* Work to do *
Copy the records from the start through the line that contains "- svg-text:1160: 1160: [866, 1382, 964, 1427]", with "bbox" renamed to "bounding box" and nothing else changed.
START Raw records
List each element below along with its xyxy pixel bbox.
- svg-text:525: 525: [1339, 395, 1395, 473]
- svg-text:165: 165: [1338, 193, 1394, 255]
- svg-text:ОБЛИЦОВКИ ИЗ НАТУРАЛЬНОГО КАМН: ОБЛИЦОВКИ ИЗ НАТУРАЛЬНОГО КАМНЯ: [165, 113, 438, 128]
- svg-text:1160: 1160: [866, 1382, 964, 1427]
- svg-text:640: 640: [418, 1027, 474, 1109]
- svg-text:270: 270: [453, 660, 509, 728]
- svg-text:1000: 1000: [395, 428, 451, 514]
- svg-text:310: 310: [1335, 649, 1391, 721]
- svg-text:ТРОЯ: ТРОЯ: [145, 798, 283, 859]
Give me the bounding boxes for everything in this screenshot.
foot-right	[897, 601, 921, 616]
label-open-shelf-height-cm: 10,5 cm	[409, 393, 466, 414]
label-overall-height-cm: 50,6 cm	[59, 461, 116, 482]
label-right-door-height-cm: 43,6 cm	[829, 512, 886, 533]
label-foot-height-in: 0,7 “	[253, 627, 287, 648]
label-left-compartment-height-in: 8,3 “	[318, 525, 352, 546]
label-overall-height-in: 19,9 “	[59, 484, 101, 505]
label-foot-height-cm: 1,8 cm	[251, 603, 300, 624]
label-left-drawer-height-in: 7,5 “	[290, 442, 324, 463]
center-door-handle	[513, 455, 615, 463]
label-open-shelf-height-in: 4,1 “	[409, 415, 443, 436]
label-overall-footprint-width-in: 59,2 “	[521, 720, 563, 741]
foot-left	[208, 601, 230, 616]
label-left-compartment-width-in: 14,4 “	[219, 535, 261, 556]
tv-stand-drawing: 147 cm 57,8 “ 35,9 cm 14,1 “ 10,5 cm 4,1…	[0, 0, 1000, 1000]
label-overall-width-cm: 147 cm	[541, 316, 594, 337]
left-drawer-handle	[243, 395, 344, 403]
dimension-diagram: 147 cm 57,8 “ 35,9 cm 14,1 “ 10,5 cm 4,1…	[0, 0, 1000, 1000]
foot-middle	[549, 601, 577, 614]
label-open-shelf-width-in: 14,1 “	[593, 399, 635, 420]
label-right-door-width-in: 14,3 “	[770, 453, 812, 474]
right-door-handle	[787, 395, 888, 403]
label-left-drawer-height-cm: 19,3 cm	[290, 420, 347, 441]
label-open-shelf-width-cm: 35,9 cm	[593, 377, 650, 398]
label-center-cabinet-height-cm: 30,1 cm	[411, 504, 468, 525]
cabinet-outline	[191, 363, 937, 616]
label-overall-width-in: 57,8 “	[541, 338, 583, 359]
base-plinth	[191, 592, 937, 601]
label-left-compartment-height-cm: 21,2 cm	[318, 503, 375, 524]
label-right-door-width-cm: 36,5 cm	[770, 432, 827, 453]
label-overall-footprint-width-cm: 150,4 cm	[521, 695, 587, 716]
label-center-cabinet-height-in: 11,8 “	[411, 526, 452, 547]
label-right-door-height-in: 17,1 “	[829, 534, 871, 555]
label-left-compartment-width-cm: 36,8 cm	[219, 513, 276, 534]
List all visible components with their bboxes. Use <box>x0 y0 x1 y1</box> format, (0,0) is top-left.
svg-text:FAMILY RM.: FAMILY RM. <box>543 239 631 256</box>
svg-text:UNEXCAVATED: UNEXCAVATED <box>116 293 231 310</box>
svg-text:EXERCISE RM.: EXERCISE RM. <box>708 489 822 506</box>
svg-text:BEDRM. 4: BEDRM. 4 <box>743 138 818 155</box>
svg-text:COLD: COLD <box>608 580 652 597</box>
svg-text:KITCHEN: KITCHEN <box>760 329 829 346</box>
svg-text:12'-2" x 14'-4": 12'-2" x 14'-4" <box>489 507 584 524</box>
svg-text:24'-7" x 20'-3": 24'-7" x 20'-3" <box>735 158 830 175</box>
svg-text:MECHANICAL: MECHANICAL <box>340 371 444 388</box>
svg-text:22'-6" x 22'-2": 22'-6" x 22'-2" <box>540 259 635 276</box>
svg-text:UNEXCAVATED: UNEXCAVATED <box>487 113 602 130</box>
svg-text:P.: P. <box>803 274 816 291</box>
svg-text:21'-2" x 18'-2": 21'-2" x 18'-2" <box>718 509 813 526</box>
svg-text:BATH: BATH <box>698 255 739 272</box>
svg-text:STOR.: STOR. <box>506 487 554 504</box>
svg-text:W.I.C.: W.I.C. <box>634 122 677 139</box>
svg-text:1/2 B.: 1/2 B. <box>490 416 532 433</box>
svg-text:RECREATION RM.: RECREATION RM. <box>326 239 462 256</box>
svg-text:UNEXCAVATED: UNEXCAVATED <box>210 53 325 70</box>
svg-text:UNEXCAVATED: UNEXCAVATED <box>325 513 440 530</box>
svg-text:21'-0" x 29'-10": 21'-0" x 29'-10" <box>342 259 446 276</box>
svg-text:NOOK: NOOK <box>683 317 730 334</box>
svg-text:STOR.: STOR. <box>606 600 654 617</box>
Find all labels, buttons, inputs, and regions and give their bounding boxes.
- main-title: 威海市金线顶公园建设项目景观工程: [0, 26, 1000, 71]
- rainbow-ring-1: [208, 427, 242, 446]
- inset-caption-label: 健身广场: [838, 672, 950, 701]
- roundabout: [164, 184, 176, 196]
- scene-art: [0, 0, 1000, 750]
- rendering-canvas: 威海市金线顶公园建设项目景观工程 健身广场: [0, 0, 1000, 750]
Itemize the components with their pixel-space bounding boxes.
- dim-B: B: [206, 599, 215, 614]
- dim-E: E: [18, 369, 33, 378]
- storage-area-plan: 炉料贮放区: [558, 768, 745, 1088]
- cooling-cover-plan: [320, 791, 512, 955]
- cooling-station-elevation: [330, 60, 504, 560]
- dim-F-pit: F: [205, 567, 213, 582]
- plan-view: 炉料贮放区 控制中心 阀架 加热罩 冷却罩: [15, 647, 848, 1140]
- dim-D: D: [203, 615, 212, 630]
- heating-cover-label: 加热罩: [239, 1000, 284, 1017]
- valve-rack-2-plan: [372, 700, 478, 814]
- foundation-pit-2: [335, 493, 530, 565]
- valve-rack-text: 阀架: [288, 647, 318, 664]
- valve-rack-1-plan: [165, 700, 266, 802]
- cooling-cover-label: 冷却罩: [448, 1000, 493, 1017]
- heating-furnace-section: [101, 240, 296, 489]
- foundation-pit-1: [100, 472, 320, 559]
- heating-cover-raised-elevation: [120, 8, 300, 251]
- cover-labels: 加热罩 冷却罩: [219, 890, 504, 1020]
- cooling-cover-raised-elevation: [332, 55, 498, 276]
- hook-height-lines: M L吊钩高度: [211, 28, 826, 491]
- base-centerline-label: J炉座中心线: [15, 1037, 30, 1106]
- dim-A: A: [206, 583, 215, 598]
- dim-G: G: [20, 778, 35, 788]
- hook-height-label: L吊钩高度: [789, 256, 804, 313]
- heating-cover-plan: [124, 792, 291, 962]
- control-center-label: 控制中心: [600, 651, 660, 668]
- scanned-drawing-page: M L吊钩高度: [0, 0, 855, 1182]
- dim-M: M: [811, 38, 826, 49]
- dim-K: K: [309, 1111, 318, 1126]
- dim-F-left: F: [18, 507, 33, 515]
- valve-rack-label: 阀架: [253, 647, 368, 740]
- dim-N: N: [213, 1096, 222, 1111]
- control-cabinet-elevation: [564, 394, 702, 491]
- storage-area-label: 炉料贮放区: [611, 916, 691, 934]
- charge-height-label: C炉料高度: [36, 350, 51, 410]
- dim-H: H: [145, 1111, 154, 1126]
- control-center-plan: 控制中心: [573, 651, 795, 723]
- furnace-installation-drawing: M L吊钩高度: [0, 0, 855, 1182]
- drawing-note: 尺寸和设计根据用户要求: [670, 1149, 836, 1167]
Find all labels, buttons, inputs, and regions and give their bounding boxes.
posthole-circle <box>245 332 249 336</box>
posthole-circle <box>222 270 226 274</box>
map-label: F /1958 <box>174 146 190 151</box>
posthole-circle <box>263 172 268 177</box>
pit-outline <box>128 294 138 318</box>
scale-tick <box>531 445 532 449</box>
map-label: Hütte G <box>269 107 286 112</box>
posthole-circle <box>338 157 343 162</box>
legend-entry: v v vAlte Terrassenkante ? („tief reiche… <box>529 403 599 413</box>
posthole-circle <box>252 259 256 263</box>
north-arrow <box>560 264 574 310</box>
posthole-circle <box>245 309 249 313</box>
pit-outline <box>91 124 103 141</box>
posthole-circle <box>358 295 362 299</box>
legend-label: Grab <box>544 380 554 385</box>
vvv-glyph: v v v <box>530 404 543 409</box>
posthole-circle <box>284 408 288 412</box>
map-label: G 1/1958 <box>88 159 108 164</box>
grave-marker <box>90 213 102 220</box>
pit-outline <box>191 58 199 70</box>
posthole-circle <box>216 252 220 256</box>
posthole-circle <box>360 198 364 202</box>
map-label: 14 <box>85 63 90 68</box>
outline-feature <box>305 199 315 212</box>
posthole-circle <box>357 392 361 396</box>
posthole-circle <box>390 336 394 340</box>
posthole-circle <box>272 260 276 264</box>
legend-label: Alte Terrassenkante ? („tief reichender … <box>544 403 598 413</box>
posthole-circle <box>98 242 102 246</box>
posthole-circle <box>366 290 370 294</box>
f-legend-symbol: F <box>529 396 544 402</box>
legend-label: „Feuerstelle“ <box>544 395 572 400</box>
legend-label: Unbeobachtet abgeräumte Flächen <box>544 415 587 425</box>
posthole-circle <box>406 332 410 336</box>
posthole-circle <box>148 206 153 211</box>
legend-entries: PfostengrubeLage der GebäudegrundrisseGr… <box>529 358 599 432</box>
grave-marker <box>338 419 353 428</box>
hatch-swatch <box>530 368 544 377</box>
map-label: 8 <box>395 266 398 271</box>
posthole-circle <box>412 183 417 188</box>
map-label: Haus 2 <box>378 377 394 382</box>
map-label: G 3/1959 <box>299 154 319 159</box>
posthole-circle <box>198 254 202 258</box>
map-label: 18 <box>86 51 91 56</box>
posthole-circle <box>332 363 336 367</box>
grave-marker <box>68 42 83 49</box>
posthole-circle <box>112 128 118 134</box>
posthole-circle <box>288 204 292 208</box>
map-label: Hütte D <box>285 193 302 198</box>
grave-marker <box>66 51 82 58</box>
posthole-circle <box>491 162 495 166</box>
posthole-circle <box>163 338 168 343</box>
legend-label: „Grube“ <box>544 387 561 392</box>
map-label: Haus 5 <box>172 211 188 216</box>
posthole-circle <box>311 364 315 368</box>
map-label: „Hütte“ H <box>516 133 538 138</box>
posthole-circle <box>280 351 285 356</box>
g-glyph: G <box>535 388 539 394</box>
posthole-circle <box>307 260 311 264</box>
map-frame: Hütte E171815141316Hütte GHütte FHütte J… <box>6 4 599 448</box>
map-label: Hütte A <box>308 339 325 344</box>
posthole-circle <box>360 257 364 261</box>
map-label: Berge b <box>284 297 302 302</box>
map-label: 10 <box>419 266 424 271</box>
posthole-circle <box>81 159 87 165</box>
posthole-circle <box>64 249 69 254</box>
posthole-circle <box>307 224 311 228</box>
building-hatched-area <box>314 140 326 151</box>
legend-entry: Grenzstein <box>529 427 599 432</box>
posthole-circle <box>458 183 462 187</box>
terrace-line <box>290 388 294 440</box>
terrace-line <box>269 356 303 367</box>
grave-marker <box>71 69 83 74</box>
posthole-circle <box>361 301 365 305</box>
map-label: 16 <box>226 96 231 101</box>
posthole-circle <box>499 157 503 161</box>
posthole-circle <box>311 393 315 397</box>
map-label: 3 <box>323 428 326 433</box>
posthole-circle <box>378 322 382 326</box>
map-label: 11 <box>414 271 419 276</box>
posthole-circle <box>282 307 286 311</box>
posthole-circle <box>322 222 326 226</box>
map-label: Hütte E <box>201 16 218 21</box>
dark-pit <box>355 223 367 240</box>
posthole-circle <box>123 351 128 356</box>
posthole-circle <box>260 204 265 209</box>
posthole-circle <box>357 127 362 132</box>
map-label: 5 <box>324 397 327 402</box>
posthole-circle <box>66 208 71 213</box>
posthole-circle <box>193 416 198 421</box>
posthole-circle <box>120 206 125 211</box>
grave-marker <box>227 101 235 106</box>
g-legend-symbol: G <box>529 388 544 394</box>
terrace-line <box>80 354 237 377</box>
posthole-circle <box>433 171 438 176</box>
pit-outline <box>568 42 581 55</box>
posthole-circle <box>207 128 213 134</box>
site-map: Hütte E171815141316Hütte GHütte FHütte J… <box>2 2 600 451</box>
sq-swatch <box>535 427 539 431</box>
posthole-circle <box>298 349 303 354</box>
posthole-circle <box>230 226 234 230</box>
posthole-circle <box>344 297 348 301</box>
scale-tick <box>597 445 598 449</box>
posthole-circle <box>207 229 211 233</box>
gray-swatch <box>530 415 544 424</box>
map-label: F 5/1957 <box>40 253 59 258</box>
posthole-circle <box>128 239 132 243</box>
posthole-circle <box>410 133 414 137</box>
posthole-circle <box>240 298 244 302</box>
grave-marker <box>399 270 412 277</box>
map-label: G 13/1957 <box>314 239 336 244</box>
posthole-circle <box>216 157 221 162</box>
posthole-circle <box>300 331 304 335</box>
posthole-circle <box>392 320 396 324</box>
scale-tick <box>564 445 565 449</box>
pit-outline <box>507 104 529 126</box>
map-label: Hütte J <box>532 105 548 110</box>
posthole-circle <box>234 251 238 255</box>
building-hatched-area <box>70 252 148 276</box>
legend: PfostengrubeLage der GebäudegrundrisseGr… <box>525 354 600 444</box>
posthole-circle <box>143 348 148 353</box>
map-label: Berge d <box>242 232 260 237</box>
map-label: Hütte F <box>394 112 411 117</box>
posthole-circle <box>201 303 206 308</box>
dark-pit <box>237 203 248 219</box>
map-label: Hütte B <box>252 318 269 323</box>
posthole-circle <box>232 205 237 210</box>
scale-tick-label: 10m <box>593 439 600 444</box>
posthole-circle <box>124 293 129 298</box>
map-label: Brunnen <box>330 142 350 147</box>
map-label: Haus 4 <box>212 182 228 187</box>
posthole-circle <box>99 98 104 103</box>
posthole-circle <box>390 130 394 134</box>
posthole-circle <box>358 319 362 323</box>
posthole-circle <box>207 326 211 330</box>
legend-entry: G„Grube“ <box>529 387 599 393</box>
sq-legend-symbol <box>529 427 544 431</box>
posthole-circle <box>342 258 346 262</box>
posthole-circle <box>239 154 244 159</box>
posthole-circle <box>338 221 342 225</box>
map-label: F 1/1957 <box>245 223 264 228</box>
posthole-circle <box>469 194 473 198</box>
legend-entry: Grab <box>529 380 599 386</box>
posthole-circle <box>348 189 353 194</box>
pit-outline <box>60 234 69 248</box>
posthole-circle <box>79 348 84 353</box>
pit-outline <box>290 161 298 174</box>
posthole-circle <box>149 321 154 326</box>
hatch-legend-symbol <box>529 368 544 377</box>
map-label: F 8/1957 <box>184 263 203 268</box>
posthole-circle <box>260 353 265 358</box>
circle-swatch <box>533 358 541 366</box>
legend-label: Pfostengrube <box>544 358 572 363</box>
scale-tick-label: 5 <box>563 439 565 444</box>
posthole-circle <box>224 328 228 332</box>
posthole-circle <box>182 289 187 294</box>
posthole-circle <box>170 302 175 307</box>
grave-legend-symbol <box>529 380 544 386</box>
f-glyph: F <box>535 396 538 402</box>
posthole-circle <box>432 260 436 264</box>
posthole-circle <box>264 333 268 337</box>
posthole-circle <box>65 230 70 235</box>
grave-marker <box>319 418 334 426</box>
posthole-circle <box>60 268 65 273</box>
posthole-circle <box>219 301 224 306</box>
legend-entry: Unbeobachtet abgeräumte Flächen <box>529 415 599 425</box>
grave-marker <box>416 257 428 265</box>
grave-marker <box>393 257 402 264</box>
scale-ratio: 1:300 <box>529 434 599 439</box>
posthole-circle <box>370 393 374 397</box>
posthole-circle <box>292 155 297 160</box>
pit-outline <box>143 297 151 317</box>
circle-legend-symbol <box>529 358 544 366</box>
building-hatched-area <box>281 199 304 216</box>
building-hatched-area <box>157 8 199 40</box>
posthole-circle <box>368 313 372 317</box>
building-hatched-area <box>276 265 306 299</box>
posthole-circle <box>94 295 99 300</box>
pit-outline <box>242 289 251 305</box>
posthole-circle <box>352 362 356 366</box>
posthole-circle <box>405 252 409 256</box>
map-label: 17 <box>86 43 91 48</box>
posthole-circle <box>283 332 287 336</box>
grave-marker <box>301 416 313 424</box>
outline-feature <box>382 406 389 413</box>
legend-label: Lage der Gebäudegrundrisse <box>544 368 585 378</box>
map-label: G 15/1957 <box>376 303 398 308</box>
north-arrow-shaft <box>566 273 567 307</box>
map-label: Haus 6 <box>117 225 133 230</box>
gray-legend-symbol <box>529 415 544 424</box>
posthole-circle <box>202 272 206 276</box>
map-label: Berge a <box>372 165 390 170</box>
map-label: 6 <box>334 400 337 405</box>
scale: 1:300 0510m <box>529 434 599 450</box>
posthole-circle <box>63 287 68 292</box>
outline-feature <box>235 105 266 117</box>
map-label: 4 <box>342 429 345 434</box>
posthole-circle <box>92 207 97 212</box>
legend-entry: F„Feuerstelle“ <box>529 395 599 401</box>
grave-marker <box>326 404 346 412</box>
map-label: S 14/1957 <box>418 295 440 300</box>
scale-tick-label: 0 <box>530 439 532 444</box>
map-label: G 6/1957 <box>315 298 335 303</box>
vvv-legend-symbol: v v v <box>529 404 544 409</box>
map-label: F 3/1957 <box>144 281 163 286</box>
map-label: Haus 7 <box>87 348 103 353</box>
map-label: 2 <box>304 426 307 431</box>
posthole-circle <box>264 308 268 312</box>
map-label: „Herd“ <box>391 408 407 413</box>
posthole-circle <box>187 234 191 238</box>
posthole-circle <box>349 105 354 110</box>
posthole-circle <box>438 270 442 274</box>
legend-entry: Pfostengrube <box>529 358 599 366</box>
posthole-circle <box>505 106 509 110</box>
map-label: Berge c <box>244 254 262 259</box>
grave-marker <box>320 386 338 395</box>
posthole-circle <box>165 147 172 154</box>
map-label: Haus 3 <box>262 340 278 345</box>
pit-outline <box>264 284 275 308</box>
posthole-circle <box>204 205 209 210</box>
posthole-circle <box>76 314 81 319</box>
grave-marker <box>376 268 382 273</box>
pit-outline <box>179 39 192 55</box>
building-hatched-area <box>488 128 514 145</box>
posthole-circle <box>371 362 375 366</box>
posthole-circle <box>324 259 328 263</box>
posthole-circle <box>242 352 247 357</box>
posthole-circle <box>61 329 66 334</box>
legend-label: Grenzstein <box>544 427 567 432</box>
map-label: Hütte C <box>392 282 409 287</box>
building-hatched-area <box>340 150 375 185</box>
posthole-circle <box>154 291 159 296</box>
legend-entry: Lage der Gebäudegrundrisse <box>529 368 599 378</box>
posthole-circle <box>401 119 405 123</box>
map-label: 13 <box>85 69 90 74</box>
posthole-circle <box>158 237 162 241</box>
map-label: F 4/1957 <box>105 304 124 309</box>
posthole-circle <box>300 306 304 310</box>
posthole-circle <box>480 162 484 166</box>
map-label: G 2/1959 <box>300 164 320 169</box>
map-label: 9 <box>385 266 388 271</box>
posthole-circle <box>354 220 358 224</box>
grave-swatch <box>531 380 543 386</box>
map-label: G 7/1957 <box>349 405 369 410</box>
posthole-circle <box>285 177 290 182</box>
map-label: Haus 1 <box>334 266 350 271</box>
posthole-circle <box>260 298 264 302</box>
END Raw records
* Answer to this task *
List each element below along with its xyxy pixel bounding box.
- svg-text:525: 525: [1339, 395, 1395, 473]
- svg-text:165: 165: [1338, 193, 1394, 255]
- svg-text:ОБЛИЦОВКИ ИЗ НАТУРАЛЬНОГО КАМН: ОБЛИЦОВКИ ИЗ НАТУРАЛЬНОГО КАМНЯ: [165, 113, 438, 128]
- svg-text:1160: 1160: [866, 1382, 964, 1427]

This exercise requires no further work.